Identify each line containing the word "Ontario" and copy it.

Rows

════════

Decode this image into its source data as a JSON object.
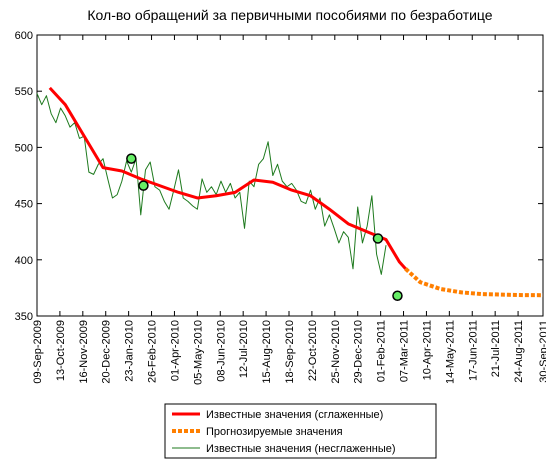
{
  "chart_data": {
    "type": "line",
    "title": "Кол-во обращений за первичными пособиями по безработице",
    "xlim": [
      "2009-09-09",
      "2011-09-30"
    ],
    "xticks": [
      {
        "value": "2009-09-09",
        "label": "09-Sep-2009"
      },
      {
        "value": "2009-10-13",
        "label": "13-Oct-2009"
      },
      {
        "value": "2009-11-16",
        "label": "16-Nov-2009"
      },
      {
        "value": "2009-12-20",
        "label": "20-Dec-2009"
      },
      {
        "value": "2010-01-23",
        "label": "23-Jan-2010"
      },
      {
        "value": "2010-02-26",
        "label": "26-Feb-2010"
      },
      {
        "value": "2010-04-01",
        "label": "01-Apr-2010"
      },
      {
        "value": "2010-05-05",
        "label": "05-May-2010"
      },
      {
        "value": "2010-06-08",
        "label": "08-Jun-2010"
      },
      {
        "value": "2010-07-12",
        "label": "12-Jul-2010"
      },
      {
        "value": "2010-08-15",
        "label": "15-Aug-2010"
      },
      {
        "value": "2010-09-18",
        "label": "18-Sep-2010"
      },
      {
        "value": "2010-10-22",
        "label": "22-Oct-2010"
      },
      {
        "value": "2010-11-25",
        "label": "25-Nov-2010"
      },
      {
        "value": "2010-12-29",
        "label": "29-Dec-2010"
      },
      {
        "value": "2011-02-01",
        "label": "01-Feb-2011"
      },
      {
        "value": "2011-03-07",
        "label": "07-Mar-2011"
      },
      {
        "value": "2011-04-10",
        "label": "10-Apr-2011"
      },
      {
        "value": "2011-05-14",
        "label": "14-May-2011"
      },
      {
        "value": "2011-06-17",
        "label": "17-Jun-2011"
      },
      {
        "value": "2011-07-21",
        "label": "21-Jul-2011"
      },
      {
        "value": "2011-08-24",
        "label": "24-Aug-2011"
      },
      {
        "value": "2011-09-30",
        "label": "30-Sep-2011"
      }
    ],
    "ylim": [
      350,
      600
    ],
    "yticks": [
      350,
      400,
      450,
      500,
      550,
      600
    ],
    "grid": false,
    "legend": "bottom",
    "series": [
      {
        "name": "Известные значения (сглаженные)",
        "color": "#ff0000",
        "style": "solid",
        "x": [
          "2009-09-28",
          "2009-10-21",
          "2009-11-18",
          "2009-12-16",
          "2010-01-13",
          "2010-02-10",
          "2010-03-10",
          "2010-04-07",
          "2010-05-05",
          "2010-06-02",
          "2010-06-30",
          "2010-07-28",
          "2010-08-25",
          "2010-09-22",
          "2010-10-20",
          "2010-11-17",
          "2010-12-15",
          "2011-01-12",
          "2011-02-09",
          "2011-03-01",
          "2011-03-10"
        ],
        "values": [
          553,
          538,
          510,
          482,
          479,
          472,
          466,
          460,
          455,
          457,
          460,
          471,
          469,
          462,
          457,
          445,
          432,
          425,
          418,
          398,
          392
        ]
      },
      {
        "name": "Прогнозируемые значения",
        "color": "#ff7f00",
        "style": "dashed",
        "x": [
          "2011-03-10",
          "2011-04-01",
          "2011-05-01",
          "2011-06-01",
          "2011-07-01",
          "2011-08-01",
          "2011-09-01",
          "2011-09-30"
        ],
        "values": [
          392,
          380,
          374,
          371,
          369.5,
          369,
          368.6,
          368.5
        ]
      },
      {
        "name": "Известные значения (несглаженные)",
        "color": "#1e7a1e",
        "style": "thin",
        "x": [
          "2009-09-09",
          "2009-09-16",
          "2009-09-23",
          "2009-09-30",
          "2009-10-07",
          "2009-10-14",
          "2009-10-21",
          "2009-10-28",
          "2009-11-04",
          "2009-11-11",
          "2009-11-18",
          "2009-11-25",
          "2009-12-02",
          "2009-12-09",
          "2009-12-16",
          "2009-12-23",
          "2009-12-30",
          "2010-01-06",
          "2010-01-13",
          "2010-01-20",
          "2010-01-27",
          "2010-02-03",
          "2010-02-10",
          "2010-02-17",
          "2010-02-24",
          "2010-03-03",
          "2010-03-10",
          "2010-03-17",
          "2010-03-24",
          "2010-03-31",
          "2010-04-07",
          "2010-04-14",
          "2010-04-21",
          "2010-04-28",
          "2010-05-05",
          "2010-05-12",
          "2010-05-19",
          "2010-05-26",
          "2010-06-02",
          "2010-06-09",
          "2010-06-16",
          "2010-06-23",
          "2010-06-30",
          "2010-07-07",
          "2010-07-14",
          "2010-07-21",
          "2010-07-28",
          "2010-08-04",
          "2010-08-11",
          "2010-08-18",
          "2010-08-25",
          "2010-09-01",
          "2010-09-08",
          "2010-09-15",
          "2010-09-22",
          "2010-09-29",
          "2010-10-06",
          "2010-10-13",
          "2010-10-20",
          "2010-10-27",
          "2010-11-03",
          "2010-11-10",
          "2010-11-17",
          "2010-11-24",
          "2010-12-01",
          "2010-12-08",
          "2010-12-15",
          "2010-12-22",
          "2010-12-29",
          "2011-01-05",
          "2011-01-12",
          "2011-01-19",
          "2011-01-26",
          "2011-02-02",
          "2011-02-09"
        ],
        "values": [
          548,
          538,
          546,
          530,
          522,
          535,
          528,
          518,
          522,
          508,
          510,
          478,
          476,
          485,
          490,
          472,
          455,
          458,
          470,
          488,
          478,
          490,
          440,
          480,
          487,
          465,
          462,
          452,
          445,
          462,
          480,
          455,
          452,
          448,
          445,
          472,
          460,
          465,
          458,
          470,
          460,
          468,
          455,
          460,
          428,
          470,
          465,
          485,
          490,
          505,
          475,
          485,
          470,
          465,
          468,
          462,
          452,
          450,
          462,
          445,
          455,
          430,
          440,
          428,
          415,
          425,
          420,
          392,
          447,
          415,
          430,
          457,
          405,
          387,
          413
        ]
      }
    ],
    "markers": {
      "color": "#66ee66",
      "x": [
        "2010-01-27",
        "2010-02-14",
        "2011-01-28",
        "2011-02-26"
      ],
      "values": [
        490,
        466,
        419,
        368
      ]
    }
  }
}
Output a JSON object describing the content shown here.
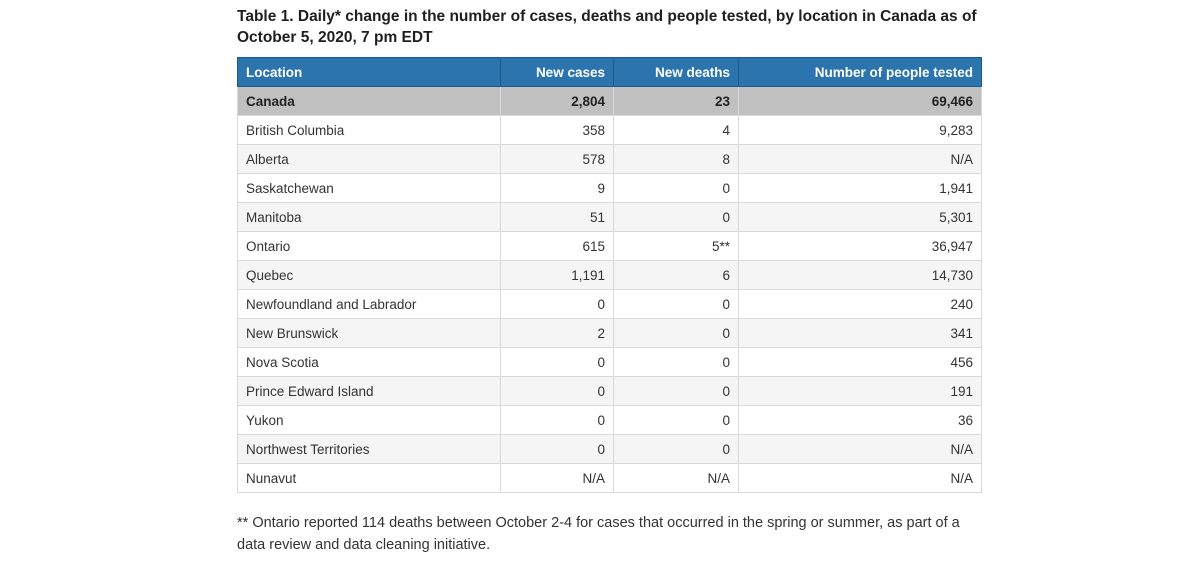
{
  "page": {
    "title": "Table 1. Daily* change in the number of cases, deaths and people tested, by location in Canada as of October 5, 2020, 7 pm EDT",
    "footnote": "** Ontario reported 114 deaths between October 2-4 for cases that occurred in the spring or summer, as part of a data review and data cleaning initiative."
  },
  "table": {
    "columns": [
      "Location",
      "New cases",
      "New deaths",
      "Number of people tested"
    ],
    "rows": [
      {
        "location": "Canada",
        "new_cases": "2,804",
        "new_deaths": "23",
        "people_tested": "69,466"
      },
      {
        "location": "British Columbia",
        "new_cases": "358",
        "new_deaths": "4",
        "people_tested": "9,283"
      },
      {
        "location": "Alberta",
        "new_cases": "578",
        "new_deaths": "8",
        "people_tested": "N/A"
      },
      {
        "location": "Saskatchewan",
        "new_cases": "9",
        "new_deaths": "0",
        "people_tested": "1,941"
      },
      {
        "location": "Manitoba",
        "new_cases": "51",
        "new_deaths": "0",
        "people_tested": "5,301"
      },
      {
        "location": "Ontario",
        "new_cases": "615",
        "new_deaths": "5**",
        "people_tested": "36,947"
      },
      {
        "location": "Quebec",
        "new_cases": "1,191",
        "new_deaths": "6",
        "people_tested": "14,730"
      },
      {
        "location": "Newfoundland and Labrador",
        "new_cases": "0",
        "new_deaths": "0",
        "people_tested": "240"
      },
      {
        "location": "New Brunswick",
        "new_cases": "2",
        "new_deaths": "0",
        "people_tested": "341"
      },
      {
        "location": "Nova Scotia",
        "new_cases": "0",
        "new_deaths": "0",
        "people_tested": "456"
      },
      {
        "location": "Prince Edward Island",
        "new_cases": "0",
        "new_deaths": "0",
        "people_tested": "191"
      },
      {
        "location": "Yukon",
        "new_cases": "0",
        "new_deaths": "0",
        "people_tested": "36"
      },
      {
        "location": "Northwest Territories",
        "new_cases": "0",
        "new_deaths": "0",
        "people_tested": "N/A"
      },
      {
        "location": "Nunavut",
        "new_cases": "N/A",
        "new_deaths": "N/A",
        "people_tested": "N/A"
      }
    ]
  },
  "colors": {
    "header-bg": "#2b74ad",
    "header-border": "#1c5a8a",
    "canada-bg": "#c0c0c0",
    "stripe-bg": "#f5f5f5",
    "grid-border": "#d9d9d9",
    "text": "#333333",
    "title-text": "#1f1f1f",
    "header-text": "#ffffff"
  }
}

════════

Solved problem
    "footnote": "** Ontario reported 114 deaths between October 2-4 for cases that occurred in the spring or summer, as part of a data review and data cleaning initiative."
        "location": "Ontario",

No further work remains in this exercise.